Give the count of lines containing the string "cell", with no other output.

--- DATA EXTRACT ---
..............................
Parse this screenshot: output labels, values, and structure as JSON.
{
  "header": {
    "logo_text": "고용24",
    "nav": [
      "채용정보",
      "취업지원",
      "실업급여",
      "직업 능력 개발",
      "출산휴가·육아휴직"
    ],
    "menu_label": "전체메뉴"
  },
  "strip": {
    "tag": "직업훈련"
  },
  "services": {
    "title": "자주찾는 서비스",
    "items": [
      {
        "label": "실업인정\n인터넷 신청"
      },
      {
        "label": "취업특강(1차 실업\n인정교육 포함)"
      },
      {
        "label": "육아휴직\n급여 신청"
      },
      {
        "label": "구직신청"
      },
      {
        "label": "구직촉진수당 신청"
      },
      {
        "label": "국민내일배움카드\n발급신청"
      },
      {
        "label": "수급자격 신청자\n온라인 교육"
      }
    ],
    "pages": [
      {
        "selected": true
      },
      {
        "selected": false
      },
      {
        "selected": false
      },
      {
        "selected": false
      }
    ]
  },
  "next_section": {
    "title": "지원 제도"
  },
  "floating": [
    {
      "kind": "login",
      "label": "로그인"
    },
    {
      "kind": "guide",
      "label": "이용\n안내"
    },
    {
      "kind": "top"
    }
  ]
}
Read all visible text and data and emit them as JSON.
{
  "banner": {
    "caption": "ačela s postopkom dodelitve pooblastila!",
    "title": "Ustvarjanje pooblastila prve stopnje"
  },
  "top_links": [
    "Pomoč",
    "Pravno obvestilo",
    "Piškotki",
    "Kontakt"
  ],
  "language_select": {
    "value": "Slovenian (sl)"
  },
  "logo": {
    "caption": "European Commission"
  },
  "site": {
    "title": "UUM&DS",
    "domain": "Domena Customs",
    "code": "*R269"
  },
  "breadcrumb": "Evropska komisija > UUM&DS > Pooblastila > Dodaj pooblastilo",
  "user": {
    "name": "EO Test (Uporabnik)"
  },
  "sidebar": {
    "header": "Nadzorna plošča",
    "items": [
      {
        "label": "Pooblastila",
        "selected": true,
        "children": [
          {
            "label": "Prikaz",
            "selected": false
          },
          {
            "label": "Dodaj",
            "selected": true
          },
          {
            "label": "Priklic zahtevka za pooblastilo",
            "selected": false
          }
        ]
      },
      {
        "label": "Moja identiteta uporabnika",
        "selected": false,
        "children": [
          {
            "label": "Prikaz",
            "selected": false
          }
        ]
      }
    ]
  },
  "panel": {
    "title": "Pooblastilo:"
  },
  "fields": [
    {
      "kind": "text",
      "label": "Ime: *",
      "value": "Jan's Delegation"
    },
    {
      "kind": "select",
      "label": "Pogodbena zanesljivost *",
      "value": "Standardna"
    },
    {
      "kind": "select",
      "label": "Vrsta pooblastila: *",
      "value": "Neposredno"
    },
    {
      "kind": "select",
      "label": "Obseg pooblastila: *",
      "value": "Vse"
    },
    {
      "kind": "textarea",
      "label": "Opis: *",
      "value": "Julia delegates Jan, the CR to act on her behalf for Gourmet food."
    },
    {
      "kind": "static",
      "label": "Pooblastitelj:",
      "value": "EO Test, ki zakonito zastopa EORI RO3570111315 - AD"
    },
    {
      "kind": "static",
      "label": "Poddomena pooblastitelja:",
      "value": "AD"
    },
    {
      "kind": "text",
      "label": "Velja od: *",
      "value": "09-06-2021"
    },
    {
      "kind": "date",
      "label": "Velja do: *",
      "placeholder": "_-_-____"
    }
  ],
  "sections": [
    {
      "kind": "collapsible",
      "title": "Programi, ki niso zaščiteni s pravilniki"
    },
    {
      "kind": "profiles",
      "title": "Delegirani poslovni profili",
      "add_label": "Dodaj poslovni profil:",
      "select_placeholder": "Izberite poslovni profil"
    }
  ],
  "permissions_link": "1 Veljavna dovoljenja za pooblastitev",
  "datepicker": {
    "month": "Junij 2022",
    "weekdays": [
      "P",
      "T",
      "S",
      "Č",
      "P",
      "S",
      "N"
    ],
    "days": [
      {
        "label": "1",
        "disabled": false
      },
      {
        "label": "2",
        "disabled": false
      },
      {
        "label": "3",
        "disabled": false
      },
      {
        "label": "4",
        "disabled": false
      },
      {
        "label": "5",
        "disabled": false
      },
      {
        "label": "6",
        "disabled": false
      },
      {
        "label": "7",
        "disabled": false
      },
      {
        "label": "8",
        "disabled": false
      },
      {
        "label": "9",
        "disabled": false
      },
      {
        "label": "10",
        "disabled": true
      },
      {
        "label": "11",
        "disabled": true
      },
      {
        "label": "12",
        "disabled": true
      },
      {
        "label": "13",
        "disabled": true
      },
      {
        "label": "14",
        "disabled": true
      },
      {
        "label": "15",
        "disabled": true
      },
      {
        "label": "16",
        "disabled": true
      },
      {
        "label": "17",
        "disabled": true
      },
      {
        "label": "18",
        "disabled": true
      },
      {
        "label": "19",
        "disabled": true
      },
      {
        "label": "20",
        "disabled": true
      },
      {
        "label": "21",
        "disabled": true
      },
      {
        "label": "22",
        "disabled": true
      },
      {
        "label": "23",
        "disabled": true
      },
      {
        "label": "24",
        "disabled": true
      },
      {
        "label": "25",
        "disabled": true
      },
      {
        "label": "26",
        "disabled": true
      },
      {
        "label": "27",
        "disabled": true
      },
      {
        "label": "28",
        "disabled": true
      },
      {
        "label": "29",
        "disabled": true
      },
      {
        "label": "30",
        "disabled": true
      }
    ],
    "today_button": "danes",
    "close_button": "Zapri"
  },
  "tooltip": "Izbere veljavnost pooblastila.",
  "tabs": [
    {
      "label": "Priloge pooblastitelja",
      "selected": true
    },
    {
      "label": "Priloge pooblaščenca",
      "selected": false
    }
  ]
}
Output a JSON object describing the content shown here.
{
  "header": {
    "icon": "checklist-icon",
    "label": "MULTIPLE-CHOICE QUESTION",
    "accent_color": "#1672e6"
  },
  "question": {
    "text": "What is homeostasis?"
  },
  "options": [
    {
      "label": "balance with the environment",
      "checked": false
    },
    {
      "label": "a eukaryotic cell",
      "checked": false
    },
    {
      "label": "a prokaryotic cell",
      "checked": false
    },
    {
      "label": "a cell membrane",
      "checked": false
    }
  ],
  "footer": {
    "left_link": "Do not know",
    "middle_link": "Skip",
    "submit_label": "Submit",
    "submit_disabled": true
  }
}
..............................
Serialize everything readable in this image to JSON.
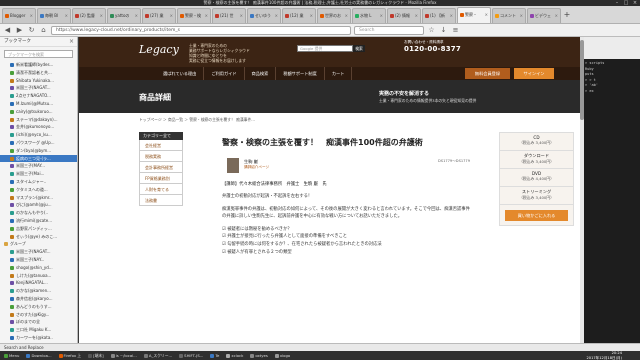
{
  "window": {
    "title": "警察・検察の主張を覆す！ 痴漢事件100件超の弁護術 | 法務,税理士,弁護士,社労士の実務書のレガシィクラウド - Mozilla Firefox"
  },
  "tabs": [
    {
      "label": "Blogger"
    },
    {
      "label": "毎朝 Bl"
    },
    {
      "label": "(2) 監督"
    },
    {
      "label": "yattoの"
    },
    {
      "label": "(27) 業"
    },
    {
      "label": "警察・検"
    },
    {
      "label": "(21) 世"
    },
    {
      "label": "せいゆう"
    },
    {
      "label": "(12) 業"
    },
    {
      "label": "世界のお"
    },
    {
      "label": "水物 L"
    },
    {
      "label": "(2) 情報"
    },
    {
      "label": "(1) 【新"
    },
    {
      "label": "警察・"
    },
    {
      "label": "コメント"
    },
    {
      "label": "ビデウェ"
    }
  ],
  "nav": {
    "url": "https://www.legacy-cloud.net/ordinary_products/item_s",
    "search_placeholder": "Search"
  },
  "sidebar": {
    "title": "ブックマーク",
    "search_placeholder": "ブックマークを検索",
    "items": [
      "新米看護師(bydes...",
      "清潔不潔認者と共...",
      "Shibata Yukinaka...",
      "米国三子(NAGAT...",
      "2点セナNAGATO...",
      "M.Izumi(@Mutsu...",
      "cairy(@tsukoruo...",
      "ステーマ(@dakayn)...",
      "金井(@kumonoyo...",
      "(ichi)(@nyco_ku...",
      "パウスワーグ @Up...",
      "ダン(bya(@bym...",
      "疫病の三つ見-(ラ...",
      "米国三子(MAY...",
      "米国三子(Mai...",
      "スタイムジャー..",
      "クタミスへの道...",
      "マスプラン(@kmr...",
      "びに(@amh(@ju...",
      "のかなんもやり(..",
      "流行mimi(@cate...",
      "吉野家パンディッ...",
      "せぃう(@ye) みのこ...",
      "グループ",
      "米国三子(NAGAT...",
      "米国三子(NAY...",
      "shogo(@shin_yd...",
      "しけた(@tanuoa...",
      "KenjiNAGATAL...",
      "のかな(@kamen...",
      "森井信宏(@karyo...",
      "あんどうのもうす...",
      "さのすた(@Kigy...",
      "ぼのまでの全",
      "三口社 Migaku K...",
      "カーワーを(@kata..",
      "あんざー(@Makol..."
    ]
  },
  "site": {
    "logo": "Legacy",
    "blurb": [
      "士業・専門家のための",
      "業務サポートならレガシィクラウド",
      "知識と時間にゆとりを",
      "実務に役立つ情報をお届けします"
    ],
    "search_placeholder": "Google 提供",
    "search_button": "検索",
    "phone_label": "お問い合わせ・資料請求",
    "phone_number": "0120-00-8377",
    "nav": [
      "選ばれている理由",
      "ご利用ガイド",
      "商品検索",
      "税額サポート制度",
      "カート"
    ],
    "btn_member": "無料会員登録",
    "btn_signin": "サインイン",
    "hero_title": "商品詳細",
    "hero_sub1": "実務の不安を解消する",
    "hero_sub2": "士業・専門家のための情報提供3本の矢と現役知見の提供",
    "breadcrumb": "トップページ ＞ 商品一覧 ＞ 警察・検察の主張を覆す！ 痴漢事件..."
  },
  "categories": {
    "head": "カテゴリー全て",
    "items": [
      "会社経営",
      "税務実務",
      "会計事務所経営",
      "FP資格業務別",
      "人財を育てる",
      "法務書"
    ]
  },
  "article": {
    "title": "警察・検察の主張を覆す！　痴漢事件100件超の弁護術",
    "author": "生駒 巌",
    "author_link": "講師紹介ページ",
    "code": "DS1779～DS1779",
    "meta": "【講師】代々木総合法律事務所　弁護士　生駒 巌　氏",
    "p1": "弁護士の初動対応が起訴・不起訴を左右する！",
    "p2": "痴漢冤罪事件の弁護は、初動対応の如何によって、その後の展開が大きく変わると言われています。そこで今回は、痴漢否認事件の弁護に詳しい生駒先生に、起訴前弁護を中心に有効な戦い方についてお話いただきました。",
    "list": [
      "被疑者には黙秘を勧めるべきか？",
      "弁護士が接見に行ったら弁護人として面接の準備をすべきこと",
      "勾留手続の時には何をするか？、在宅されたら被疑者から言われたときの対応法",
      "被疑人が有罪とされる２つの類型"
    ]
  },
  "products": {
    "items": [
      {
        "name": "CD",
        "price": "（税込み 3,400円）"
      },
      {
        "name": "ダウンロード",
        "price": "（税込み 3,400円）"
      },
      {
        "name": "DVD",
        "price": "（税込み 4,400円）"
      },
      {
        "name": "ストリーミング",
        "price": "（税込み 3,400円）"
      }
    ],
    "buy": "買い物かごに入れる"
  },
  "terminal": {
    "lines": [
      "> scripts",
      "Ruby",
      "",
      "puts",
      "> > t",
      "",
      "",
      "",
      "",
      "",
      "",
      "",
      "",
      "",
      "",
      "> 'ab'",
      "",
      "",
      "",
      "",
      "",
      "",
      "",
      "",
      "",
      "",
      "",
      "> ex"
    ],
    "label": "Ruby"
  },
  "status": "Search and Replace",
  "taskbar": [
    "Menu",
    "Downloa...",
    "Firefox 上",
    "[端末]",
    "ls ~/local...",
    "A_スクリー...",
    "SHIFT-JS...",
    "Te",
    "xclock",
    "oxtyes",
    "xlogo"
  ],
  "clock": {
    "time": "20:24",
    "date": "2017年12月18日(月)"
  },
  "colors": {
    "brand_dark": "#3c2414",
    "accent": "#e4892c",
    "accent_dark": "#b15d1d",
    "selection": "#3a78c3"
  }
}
..............................
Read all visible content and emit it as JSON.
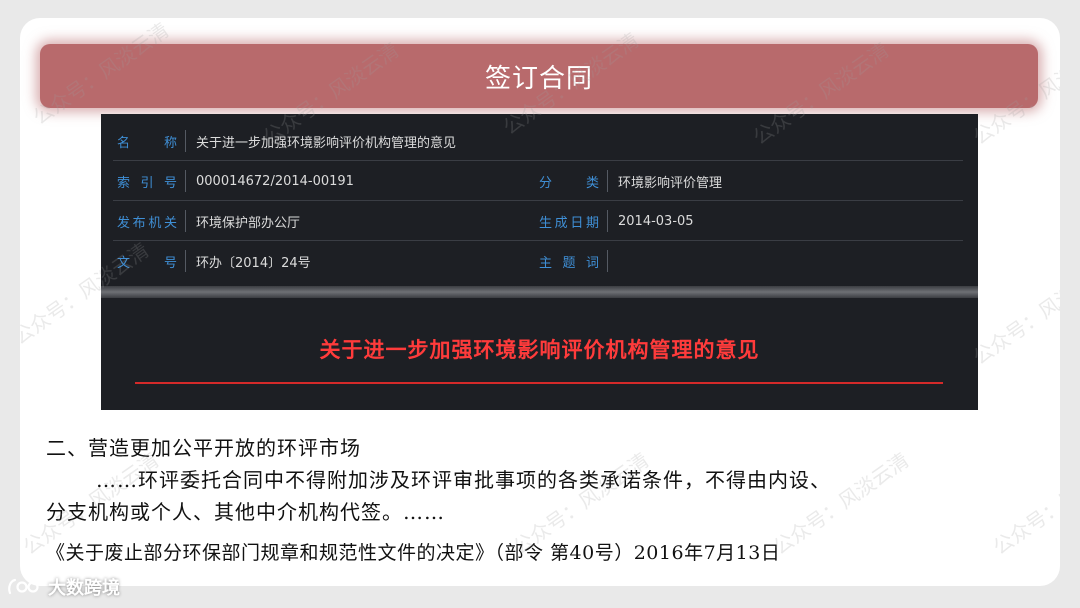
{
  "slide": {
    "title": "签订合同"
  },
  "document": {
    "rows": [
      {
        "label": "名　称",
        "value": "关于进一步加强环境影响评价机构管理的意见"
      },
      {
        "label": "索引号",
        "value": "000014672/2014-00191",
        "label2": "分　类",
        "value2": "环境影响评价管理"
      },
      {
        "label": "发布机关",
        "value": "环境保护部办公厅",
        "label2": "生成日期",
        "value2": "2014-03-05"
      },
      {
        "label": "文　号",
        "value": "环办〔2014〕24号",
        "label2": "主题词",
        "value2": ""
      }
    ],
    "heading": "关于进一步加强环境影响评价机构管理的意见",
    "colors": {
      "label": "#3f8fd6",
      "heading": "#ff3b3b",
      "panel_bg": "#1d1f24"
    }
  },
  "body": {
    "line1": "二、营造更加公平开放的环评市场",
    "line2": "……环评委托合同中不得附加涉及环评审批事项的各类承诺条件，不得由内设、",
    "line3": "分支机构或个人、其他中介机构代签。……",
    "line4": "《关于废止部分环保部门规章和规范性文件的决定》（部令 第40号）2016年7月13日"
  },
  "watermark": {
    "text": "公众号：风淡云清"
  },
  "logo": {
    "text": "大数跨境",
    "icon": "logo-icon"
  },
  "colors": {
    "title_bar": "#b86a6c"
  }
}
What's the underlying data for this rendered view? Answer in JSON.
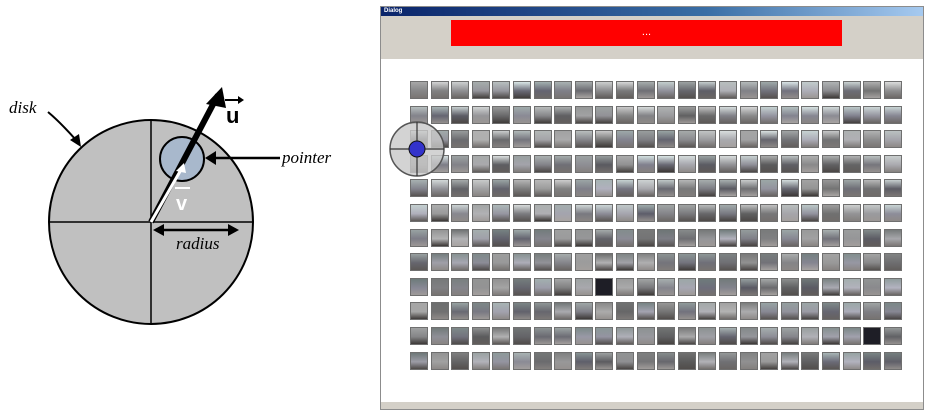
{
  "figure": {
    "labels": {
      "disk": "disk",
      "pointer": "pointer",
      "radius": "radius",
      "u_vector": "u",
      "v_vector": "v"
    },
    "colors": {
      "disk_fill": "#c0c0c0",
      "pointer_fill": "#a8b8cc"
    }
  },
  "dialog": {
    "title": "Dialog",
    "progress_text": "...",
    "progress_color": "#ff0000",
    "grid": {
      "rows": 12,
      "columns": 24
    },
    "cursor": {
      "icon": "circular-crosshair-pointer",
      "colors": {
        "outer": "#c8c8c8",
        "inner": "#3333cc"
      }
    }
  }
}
..............................
--- RESPONSE ---
3